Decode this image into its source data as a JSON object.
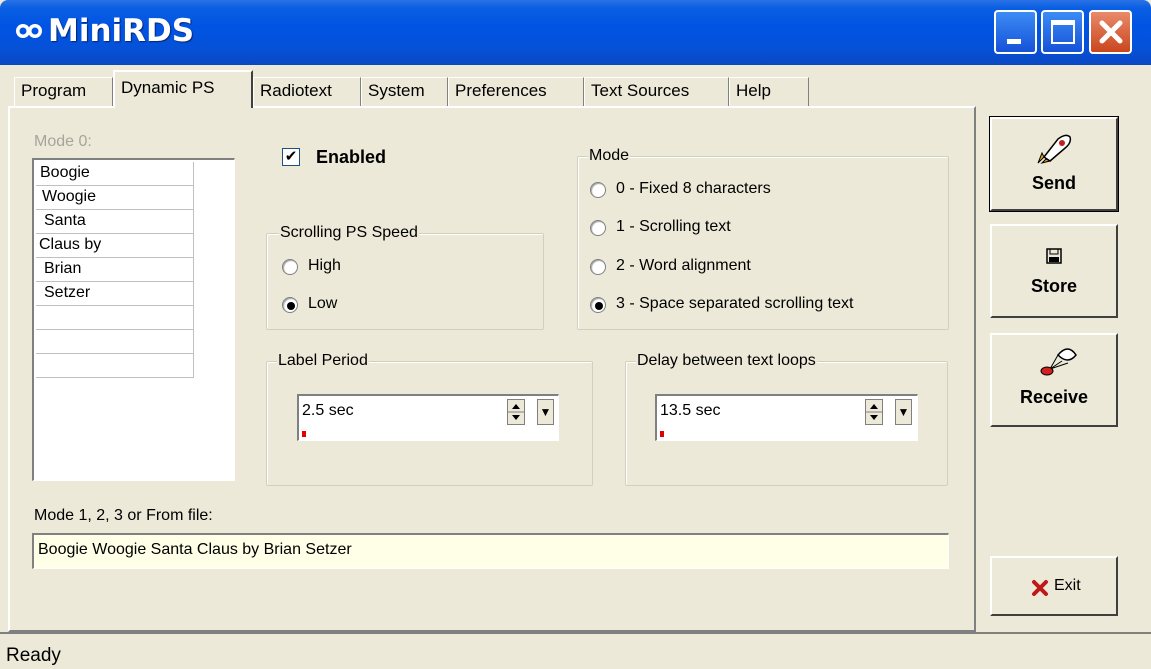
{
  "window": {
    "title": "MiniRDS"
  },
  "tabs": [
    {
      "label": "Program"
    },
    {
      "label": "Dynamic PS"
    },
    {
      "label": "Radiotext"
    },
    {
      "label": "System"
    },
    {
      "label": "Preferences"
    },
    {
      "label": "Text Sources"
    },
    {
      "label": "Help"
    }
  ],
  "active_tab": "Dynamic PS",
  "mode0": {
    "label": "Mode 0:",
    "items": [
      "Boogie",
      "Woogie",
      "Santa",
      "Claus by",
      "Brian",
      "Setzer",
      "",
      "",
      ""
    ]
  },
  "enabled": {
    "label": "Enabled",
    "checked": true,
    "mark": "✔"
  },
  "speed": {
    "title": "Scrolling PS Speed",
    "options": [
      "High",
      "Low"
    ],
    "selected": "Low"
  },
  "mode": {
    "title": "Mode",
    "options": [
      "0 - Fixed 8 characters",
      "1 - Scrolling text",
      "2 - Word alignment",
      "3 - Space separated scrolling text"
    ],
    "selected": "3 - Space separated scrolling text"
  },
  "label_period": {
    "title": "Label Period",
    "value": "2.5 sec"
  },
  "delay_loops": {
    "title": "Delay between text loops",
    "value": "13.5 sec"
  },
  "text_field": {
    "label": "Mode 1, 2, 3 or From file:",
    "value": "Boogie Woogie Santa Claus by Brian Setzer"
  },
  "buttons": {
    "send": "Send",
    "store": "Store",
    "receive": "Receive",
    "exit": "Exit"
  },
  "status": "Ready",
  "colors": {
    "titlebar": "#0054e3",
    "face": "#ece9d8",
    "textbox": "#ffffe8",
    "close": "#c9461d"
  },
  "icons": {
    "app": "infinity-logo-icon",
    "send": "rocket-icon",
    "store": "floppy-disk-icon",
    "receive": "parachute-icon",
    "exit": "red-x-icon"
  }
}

TASK. Write out the records above exactly as they stand, leaving out every picture.

SOLUTION TO THE PROBLEM.
Decode this image into its source data as a JSON object.
{
  "window": {
    "title": "MiniRDS"
  },
  "tabs": [
    {
      "label": "Program"
    },
    {
      "label": "Dynamic PS"
    },
    {
      "label": "Radiotext"
    },
    {
      "label": "System"
    },
    {
      "label": "Preferences"
    },
    {
      "label": "Text Sources"
    },
    {
      "label": "Help"
    }
  ],
  "active_tab": "Dynamic PS",
  "mode0": {
    "label": "Mode 0:",
    "items": [
      "Boogie",
      "Woogie",
      "Santa",
      "Claus by",
      "Brian",
      "Setzer",
      "",
      "",
      ""
    ]
  },
  "enabled": {
    "label": "Enabled",
    "checked": true,
    "mark": "✔"
  },
  "speed": {
    "title": "Scrolling PS Speed",
    "options": [
      "High",
      "Low"
    ],
    "selected": "Low"
  },
  "mode": {
    "title": "Mode",
    "options": [
      "0 - Fixed 8 characters",
      "1 - Scrolling text",
      "2 - Word alignment",
      "3 - Space separated scrolling text"
    ],
    "selected": "3 - Space separated scrolling text"
  },
  "label_period": {
    "title": "Label Period",
    "value": "2.5 sec"
  },
  "delay_loops": {
    "title": "Delay between text loops",
    "value": "13.5 sec"
  },
  "text_field": {
    "label": "Mode 1, 2, 3 or From file:",
    "value": "Boogie Woogie Santa Claus by Brian Setzer"
  },
  "buttons": {
    "send": "Send",
    "store": "Store",
    "receive": "Receive",
    "exit": "Exit"
  },
  "status": "Ready",
  "colors": {
    "titlebar": "#0054e3",
    "face": "#ece9d8",
    "textbox": "#ffffe8",
    "close": "#c9461d"
  },
  "icons": {
    "app": "infinity-logo-icon",
    "send": "rocket-icon",
    "store": "floppy-disk-icon",
    "receive": "parachute-icon",
    "exit": "red-x-icon"
  }
}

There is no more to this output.